### Conjunto de tareas
**a.** ¿Cómo resumirías el fragmento en dos oraciones?
**b.** Convierte en una lista breve la estrofa del fragmento que empieza «no el país torturado», sin perder sus datos principales.
**c.** Prolonga el fragmento sobre el cine y el país a partir de su último verso.

### Fragmento del texto
::::::::
“Y sé muy bien por qué adopté el cine: para que a cambio me adoptara.
Para que me enseñara a tocar incansablemente con la mirada
a qué distancia de mi empezaba el otro.”
Serge Daney
“no el país torturado, aplastado y prostituido
sus noches encarceladas en cofres fuertes
y puesta a la venta a precios de ocasión
no ese país fantasmagórico que se quiere presente todo el tiempo
y trata de invadir hasta nuestro sueño.
pero otro país, redescubierto ahora, una vez más
en este encuentro de nuestras miradas
otro país que aún late, bajo la alfombra trémula del Tercer Mundo”
Claudio Willer, dicho por Aloysio Raulino en Inventário da Rapina (1986)
::::::::
Listados de elementos anotados
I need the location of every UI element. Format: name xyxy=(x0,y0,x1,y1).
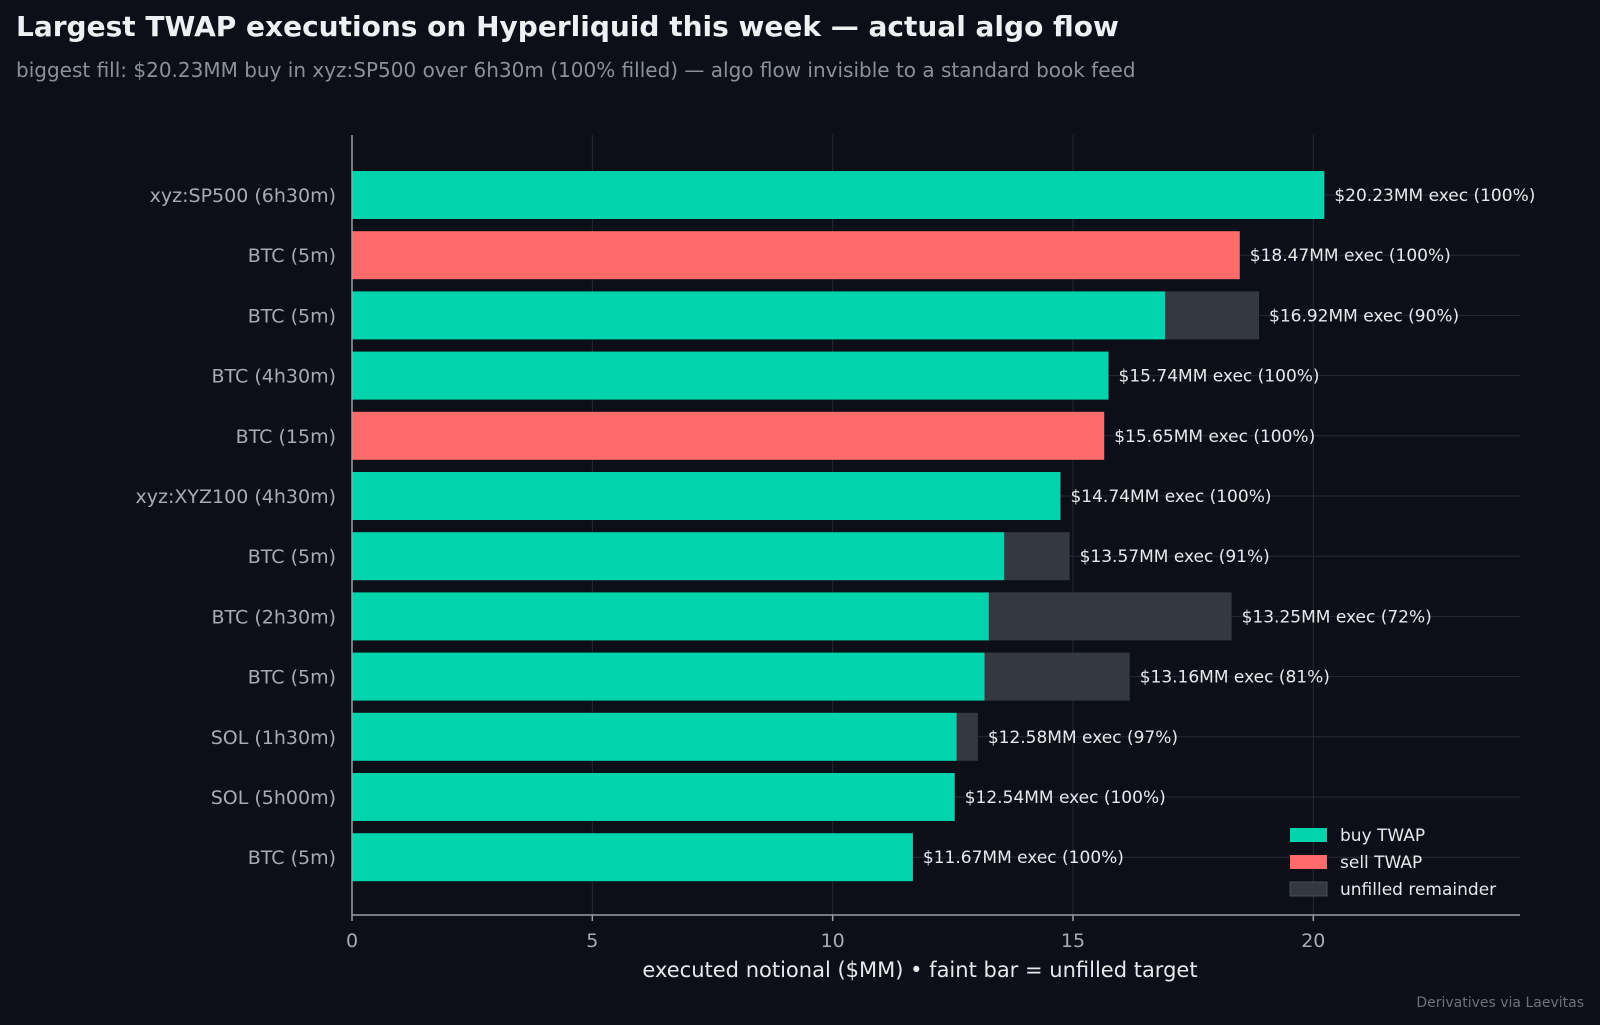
category-label: xyz:SP500 (6h30m) xyxy=(150,185,336,207)
x-tick-label: 5 xyxy=(586,930,598,952)
buy-twap-bar xyxy=(352,171,1325,219)
sell-twap-bar xyxy=(352,411,1105,460)
category-label: BTC (5m) xyxy=(248,546,336,568)
bar-value-label: $15.65MM exec (100%) xyxy=(1114,427,1315,447)
category-label: SOL (1h30m) xyxy=(211,727,336,749)
category-label: SOL (5h00m) xyxy=(211,787,336,809)
category-label: BTC (5m) xyxy=(248,667,336,689)
bar-value-label: $11.67MM exec (100%) xyxy=(923,848,1124,868)
buy-twap-bar xyxy=(352,351,1109,400)
unfilled-remainder-bar xyxy=(988,592,1232,641)
category-label: BTC (5m) xyxy=(248,245,336,267)
legend-label-unfilled: unfilled remainder xyxy=(1340,880,1496,900)
legend-label-buy: buy TWAP xyxy=(1340,826,1425,846)
bar-value-label: $13.25MM exec (72%) xyxy=(1242,607,1432,627)
x-tick-label: 0 xyxy=(346,930,358,952)
bar-value-label: $16.92MM exec (90%) xyxy=(1269,306,1459,326)
buy-twap-bar xyxy=(352,773,955,821)
unfilled-remainder-bar xyxy=(956,712,978,761)
bars-layer xyxy=(352,171,1325,882)
bar-value-label: $15.74MM exec (100%) xyxy=(1119,367,1320,387)
chart-legend: buy TWAP sell TWAP unfilled remainder xyxy=(1289,826,1496,900)
buy-twap-bar xyxy=(352,652,985,701)
category-label: BTC (15m) xyxy=(236,426,336,448)
chart-subtitle: biggest fill: $20.23MM buy in xyz:SP500 … xyxy=(16,58,1136,82)
x-axis-title: executed notional ($MM) • faint bar = un… xyxy=(642,958,1197,982)
unfilled-remainder-bar xyxy=(1004,532,1070,581)
bar-value-label: $12.58MM exec (97%) xyxy=(988,728,1178,748)
buy-twap-bar xyxy=(352,833,913,882)
legend-swatch-unfilled xyxy=(1289,881,1328,897)
category-label: BTC (5m) xyxy=(248,305,336,327)
x-tick-label: 10 xyxy=(821,930,845,952)
bar-value-label: $13.57MM exec (91%) xyxy=(1080,547,1270,567)
sell-twap-bar xyxy=(352,231,1240,280)
x-tick-label: 20 xyxy=(1301,930,1325,952)
legend-swatch-buy xyxy=(1290,828,1327,842)
bar-value-label: $20.23MM exec (100%) xyxy=(1334,186,1535,206)
bar-value-label: $14.74MM exec (100%) xyxy=(1070,487,1271,507)
axes-layer: 0 5 10 15 20 executed notional ($MM) • faint … xyxy=(346,135,1520,982)
labels-layer: $20.23MM exec (100%) xyz:SP500 (6h30m) $18… xyxy=(136,185,1536,869)
unfilled-remainder-bar xyxy=(1165,291,1260,340)
bar-value-label: $18.47MM exec (100%) xyxy=(1250,246,1451,266)
buy-twap-bar xyxy=(352,712,957,761)
category-label: BTC (5m) xyxy=(248,847,336,869)
source-credit: Derivatives via Laevitas xyxy=(1416,995,1584,1011)
category-label: BTC (2h30m) xyxy=(212,606,336,628)
buy-twap-bar xyxy=(352,532,1005,581)
category-label: BTC (4h30m) xyxy=(212,366,336,388)
category-label: xyz:XYZ100 (4h30m) xyxy=(136,486,336,508)
unfilled-remainder-bar xyxy=(984,652,1130,701)
legend-label-sell: sell TWAP xyxy=(1340,853,1422,873)
buy-twap-bar xyxy=(352,291,1166,340)
x-tick-label: 15 xyxy=(1061,930,1085,952)
chart-title: Largest TWAP executions on Hyperliquid t… xyxy=(16,10,1119,43)
legend-swatch-sell xyxy=(1290,855,1327,869)
buy-twap-bar xyxy=(352,472,1061,520)
bar-value-label: $12.54MM exec (100%) xyxy=(965,788,1166,808)
bar-value-label: $13.16MM exec (81%) xyxy=(1140,668,1330,688)
buy-twap-bar xyxy=(352,592,989,641)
::::::::
### Resultados en orden
**a.** El fragmento abre con una cita de Serge Daney, quien afirma haber adoptado el cine para que este lo adoptara y le enseñara a tocar con la mirada a qué distancia empezaba el otro. Sigue un poema de Claudio Willer, dicho por Aloysio Raulino en Inventário da Rapina (1986), que opone el país torturado, aplastado y puesto a la venta a otro país, redescubierto en el encuentro de las miradas, que aún late bajo la alfombra trémula del Tercer Mundo.

**b.**
- No el país torturado, aplastado y prostituido, con sus noches encarceladas en cofres fuertes y puesto a la venta a precios de ocasión.
- No el país fantasmagórico que se quiere presente todo el tiempo y trata de invadir hasta el sueño.
- Sino otro país, redescubierto una vez más en el encuentro de las miradas, que aún late bajo la alfombra trémula del Tercer Mundo.

**c.**
Más conocido por haber sido uno de los más importantes directores de fotografía de la historia del cine brasileño, Aloysio Raulino posee también una obra autoral vibrante y original, que se extiende desde finales de los años sesenta hasta el comienzo del siglo XXI. Esos filmes, en su mayoría cortometrajes –algunos ya integrantes de cierto canon del cine brasileño, la mayor parte aún muy poco conocida– están siendo redescubiertos poco a poco, y revelan una conjunción notable de rasgos estéticos frecuentemente considerados antagónicos o inconciliables: la devoción al encuentro con los sujetos filmados y el trabajo constructivo del montaje; la fuerza indicial de la situación de filmación y la meditación intelectual del ensayo; la atención a la integridad de las palabras de los hombres comunes y la intervención analítica que recurre a citas literarias, filosóficas y musicales diversas; el improviso de la performance y el anti-naturalismo de la pose; las potencias del directo y el gesto francamente alusivo; el compromiso político y la libertad de la creación poética de vanguardia.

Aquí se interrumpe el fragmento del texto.